-- START OF INPUT RECORDS --
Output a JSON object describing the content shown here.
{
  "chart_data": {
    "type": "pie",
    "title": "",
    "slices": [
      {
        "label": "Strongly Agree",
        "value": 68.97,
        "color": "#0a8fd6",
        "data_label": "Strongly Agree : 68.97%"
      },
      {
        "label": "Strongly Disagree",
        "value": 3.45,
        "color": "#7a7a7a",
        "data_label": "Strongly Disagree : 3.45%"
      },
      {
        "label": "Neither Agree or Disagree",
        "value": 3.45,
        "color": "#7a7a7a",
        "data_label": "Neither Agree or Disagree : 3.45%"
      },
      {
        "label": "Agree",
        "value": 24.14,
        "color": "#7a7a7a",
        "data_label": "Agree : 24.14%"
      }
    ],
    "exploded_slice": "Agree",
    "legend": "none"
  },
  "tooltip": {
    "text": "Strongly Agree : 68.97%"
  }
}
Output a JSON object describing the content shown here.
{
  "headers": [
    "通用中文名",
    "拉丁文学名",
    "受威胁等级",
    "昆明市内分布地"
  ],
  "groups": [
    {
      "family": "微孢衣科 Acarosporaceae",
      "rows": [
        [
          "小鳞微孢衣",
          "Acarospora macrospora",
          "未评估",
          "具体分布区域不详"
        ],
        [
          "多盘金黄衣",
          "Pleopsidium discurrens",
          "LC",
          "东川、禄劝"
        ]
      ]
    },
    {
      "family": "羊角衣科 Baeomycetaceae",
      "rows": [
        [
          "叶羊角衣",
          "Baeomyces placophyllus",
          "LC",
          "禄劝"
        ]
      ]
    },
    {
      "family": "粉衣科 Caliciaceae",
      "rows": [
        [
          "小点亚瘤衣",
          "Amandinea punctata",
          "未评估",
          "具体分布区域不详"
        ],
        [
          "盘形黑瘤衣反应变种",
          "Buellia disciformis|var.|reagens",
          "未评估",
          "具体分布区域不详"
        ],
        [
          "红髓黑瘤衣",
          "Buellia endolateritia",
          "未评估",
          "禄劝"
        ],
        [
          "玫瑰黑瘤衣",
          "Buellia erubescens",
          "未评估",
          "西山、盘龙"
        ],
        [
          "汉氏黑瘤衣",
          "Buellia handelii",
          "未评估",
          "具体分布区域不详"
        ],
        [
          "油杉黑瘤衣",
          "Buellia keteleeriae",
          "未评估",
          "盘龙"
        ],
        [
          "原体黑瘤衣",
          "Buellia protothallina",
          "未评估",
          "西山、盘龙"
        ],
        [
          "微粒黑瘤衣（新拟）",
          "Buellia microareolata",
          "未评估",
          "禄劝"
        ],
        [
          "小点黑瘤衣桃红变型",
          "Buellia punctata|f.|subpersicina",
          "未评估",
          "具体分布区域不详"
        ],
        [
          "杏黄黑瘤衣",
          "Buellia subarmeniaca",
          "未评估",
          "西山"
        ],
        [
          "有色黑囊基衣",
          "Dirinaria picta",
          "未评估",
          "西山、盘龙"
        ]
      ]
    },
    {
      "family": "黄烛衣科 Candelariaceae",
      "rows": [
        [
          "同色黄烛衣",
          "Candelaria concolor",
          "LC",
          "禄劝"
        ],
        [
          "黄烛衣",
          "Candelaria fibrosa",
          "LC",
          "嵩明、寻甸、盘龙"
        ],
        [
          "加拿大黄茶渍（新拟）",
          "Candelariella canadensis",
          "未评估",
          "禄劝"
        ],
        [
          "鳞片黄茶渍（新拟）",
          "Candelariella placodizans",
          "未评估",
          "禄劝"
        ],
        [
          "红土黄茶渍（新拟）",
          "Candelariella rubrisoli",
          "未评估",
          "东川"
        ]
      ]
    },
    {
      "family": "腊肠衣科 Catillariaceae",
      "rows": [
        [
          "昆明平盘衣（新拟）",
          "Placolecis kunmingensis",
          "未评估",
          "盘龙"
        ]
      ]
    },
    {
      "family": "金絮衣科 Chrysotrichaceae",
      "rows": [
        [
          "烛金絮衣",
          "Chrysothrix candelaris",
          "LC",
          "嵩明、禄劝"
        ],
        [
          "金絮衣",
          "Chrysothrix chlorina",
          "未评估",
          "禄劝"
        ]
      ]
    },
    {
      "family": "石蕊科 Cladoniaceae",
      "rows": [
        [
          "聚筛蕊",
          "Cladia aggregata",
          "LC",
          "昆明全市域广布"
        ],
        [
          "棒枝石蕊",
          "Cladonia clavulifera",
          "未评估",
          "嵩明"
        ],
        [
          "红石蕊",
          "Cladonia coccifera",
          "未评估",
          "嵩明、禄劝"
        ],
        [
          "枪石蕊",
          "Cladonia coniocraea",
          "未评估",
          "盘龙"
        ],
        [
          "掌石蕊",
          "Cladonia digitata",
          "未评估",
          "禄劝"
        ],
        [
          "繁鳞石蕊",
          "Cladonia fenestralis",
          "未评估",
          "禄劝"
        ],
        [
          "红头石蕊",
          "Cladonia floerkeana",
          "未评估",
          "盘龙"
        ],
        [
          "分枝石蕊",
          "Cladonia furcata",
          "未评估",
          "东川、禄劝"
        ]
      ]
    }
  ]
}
-- END OF INPUT RECORDS --
▶ _PROBLEM TO WORK ON_:
Print all the data exactly.

▶ _TASK OUTPUT_:
Output a JSON object describing the content shown here.
{
  "chart_data": {
    "type": "pie",
    "title": "",
    "slices": [
      {
        "label": "Strongly Agree",
        "value": 68.97,
        "color": "#0a8fd6",
        "data_label": "Strongly Agree : 68.97%"
      },
      {
        "label": "Strongly Disagree",
        "value": 3.45,
        "color": "#7a7a7a",
        "data_label": "Strongly Disagree : 3.45%"
      },
      {
        "label": "Neither Agree or Disagree",
        "value": 3.45,
        "color": "#7a7a7a",
        "data_label": "Neither Agree or Disagree : 3.45%"
      },
      {
        "label": "Agree",
        "value": 24.14,
        "color": "#7a7a7a",
        "data_label": "Agree : 24.14%"
      }
    ],
    "exploded_slice": "Agree",
    "legend": "none"
  },
  "tooltip": {
    "text": "Strongly Agree : 68.97%"
  }
}
Output a JSON object describing the content shown here.
{
  "headers": [
    "通用中文名",
    "拉丁文学名",
    "受威胁等级",
    "昆明市内分布地"
  ],
  "groups": [
    {
      "family": "微孢衣科 Acarosporaceae",
      "rows": [
        [
          "小鳞微孢衣",
          "Acarospora macrospora",
          "未评估",
          "具体分布区域不详"
        ],
        [
          "多盘金黄衣",
          "Pleopsidium discurrens",
          "LC",
          "东川、禄劝"
        ]
      ]
    },
    {
      "family": "羊角衣科 Baeomycetaceae",
      "rows": [
        [
          "叶羊角衣",
          "Baeomyces placophyllus",
          "LC",
          "禄劝"
        ]
      ]
    },
    {
      "family": "粉衣科 Caliciaceae",
      "rows": [
        [
          "小点亚瘤衣",
          "Amandinea punctata",
          "未评估",
          "具体分布区域不详"
        ],
        [
          "盘形黑瘤衣反应变种",
          "Buellia disciformis|var.|reagens",
          "未评估",
          "具体分布区域不详"
        ],
        [
          "红髓黑瘤衣",
          "Buellia endolateritia",
          "未评估",
          "禄劝"
        ],
        [
          "玫瑰黑瘤衣",
          "Buellia erubescens",
          "未评估",
          "西山、盘龙"
        ],
        [
          "汉氏黑瘤衣",
          "Buellia handelii",
          "未评估",
          "具体分布区域不详"
        ],
        [
          "油杉黑瘤衣",
          "Buellia keteleeriae",
          "未评估",
          "盘龙"
        ],
        [
          "原体黑瘤衣",
          "Buellia protothallina",
          "未评估",
          "西山、盘龙"
        ],
        [
          "微粒黑瘤衣（新拟）",
          "Buellia microareolata",
          "未评估",
          "禄劝"
        ],
        [
          "小点黑瘤衣桃红变型",
          "Buellia punctata|f.|subpersicina",
          "未评估",
          "具体分布区域不详"
        ],
        [
          "杏黄黑瘤衣",
          "Buellia subarmeniaca",
          "未评估",
          "西山"
        ],
        [
          "有色黑囊基衣",
          "Dirinaria picta",
          "未评估",
          "西山、盘龙"
        ]
      ]
    },
    {
      "family": "黄烛衣科 Candelariaceae",
      "rows": [
        [
          "同色黄烛衣",
          "Candelaria concolor",
          "LC",
          "禄劝"
        ],
        [
          "黄烛衣",
          "Candelaria fibrosa",
          "LC",
          "嵩明、寻甸、盘龙"
        ],
        [
          "加拿大黄茶渍（新拟）",
          "Candelariella canadensis",
          "未评估",
          "禄劝"
        ],
        [
          "鳞片黄茶渍（新拟）",
          "Candelariella placodizans",
          "未评估",
          "禄劝"
        ],
        [
          "红土黄茶渍（新拟）",
          "Candelariella rubrisoli",
          "未评估",
          "东川"
        ]
      ]
    },
    {
      "family": "腊肠衣科 Catillariaceae",
      "rows": [
        [
          "昆明平盘衣（新拟）",
          "Placolecis kunmingensis",
          "未评估",
          "盘龙"
        ]
      ]
    },
    {
      "family": "金絮衣科 Chrysotrichaceae",
      "rows": [
        [
          "烛金絮衣",
          "Chrysothrix candelaris",
          "LC",
          "嵩明、禄劝"
        ],
        [
          "金絮衣",
          "Chrysothrix chlorina",
          "未评估",
          "禄劝"
        ]
      ]
    },
    {
      "family": "石蕊科 Cladoniaceae",
      "rows": [
        [
          "聚筛蕊",
          "Cladia aggregata",
          "LC",
          "昆明全市域广布"
        ],
        [
          "棒枝石蕊",
          "Cladonia clavulifera",
          "未评估",
          "嵩明"
        ],
        [
          "红石蕊",
          "Cladonia coccifera",
          "未评估",
          "嵩明、禄劝"
        ],
        [
          "枪石蕊",
          "Cladonia coniocraea",
          "未评估",
          "盘龙"
        ],
        [
          "掌石蕊",
          "Cladonia digitata",
          "未评估",
          "禄劝"
        ],
        [
          "繁鳞石蕊",
          "Cladonia fenestralis",
          "未评估",
          "禄劝"
        ],
        [
          "红头石蕊",
          "Cladonia floerkeana",
          "未评估",
          "盘龙"
        ],
        [
          "分枝石蕊",
          "Cladonia furcata",
          "未评估",
          "东川、禄劝"
        ]
      ]
    }
  ]
}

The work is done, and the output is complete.